What you need to do: Select every line below containing the word "مطلوب".

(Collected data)
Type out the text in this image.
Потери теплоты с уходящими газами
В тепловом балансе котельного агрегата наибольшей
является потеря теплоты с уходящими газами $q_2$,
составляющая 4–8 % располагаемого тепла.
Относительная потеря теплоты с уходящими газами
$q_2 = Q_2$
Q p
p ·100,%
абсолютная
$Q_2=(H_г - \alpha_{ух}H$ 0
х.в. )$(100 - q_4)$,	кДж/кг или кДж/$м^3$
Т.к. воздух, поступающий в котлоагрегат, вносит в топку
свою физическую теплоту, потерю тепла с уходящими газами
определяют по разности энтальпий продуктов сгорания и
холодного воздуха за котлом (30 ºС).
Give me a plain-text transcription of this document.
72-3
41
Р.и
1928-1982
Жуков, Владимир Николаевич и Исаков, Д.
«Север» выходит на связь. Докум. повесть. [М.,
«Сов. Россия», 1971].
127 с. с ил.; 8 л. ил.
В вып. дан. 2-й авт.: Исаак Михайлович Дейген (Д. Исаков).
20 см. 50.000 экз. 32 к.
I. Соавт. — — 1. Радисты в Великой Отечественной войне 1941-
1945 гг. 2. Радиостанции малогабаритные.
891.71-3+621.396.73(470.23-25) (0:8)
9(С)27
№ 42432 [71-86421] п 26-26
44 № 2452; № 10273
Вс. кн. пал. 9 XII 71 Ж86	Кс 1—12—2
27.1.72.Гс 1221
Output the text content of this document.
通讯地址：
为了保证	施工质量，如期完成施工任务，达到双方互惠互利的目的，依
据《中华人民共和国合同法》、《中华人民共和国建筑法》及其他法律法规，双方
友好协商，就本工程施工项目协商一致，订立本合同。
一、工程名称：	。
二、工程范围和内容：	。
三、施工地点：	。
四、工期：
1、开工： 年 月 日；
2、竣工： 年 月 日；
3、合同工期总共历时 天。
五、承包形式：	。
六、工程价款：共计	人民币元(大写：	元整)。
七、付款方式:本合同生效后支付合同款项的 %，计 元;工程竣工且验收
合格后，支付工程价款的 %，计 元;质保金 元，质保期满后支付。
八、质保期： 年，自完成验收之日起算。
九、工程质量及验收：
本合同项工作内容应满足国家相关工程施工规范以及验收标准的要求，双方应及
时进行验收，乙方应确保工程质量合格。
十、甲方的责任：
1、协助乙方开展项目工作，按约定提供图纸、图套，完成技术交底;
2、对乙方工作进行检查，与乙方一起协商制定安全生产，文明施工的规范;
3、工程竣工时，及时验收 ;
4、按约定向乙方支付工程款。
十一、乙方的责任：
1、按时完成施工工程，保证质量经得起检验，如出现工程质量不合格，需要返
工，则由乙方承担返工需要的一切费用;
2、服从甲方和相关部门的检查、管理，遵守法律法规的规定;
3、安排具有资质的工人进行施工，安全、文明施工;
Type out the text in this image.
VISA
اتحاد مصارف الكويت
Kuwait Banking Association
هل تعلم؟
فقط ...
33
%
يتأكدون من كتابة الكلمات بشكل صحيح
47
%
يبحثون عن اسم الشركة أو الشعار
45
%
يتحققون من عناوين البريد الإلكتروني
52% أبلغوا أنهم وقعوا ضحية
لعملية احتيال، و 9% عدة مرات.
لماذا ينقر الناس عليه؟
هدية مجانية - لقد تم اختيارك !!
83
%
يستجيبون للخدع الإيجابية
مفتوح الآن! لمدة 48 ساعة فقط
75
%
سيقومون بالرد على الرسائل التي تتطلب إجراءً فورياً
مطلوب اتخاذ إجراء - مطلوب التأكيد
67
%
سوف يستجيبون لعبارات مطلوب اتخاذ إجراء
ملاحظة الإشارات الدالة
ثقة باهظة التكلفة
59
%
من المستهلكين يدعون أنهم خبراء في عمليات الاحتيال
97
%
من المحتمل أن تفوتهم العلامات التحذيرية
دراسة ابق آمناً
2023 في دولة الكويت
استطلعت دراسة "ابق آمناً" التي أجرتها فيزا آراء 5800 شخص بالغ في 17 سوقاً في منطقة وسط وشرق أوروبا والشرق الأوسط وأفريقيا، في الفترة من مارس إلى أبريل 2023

Answer for this exercise:
مطلوب اتخاذ إجراء - مطلوب التأكيد
سوف يستجيبون لعبارات مطلوب اتخاذ إجراء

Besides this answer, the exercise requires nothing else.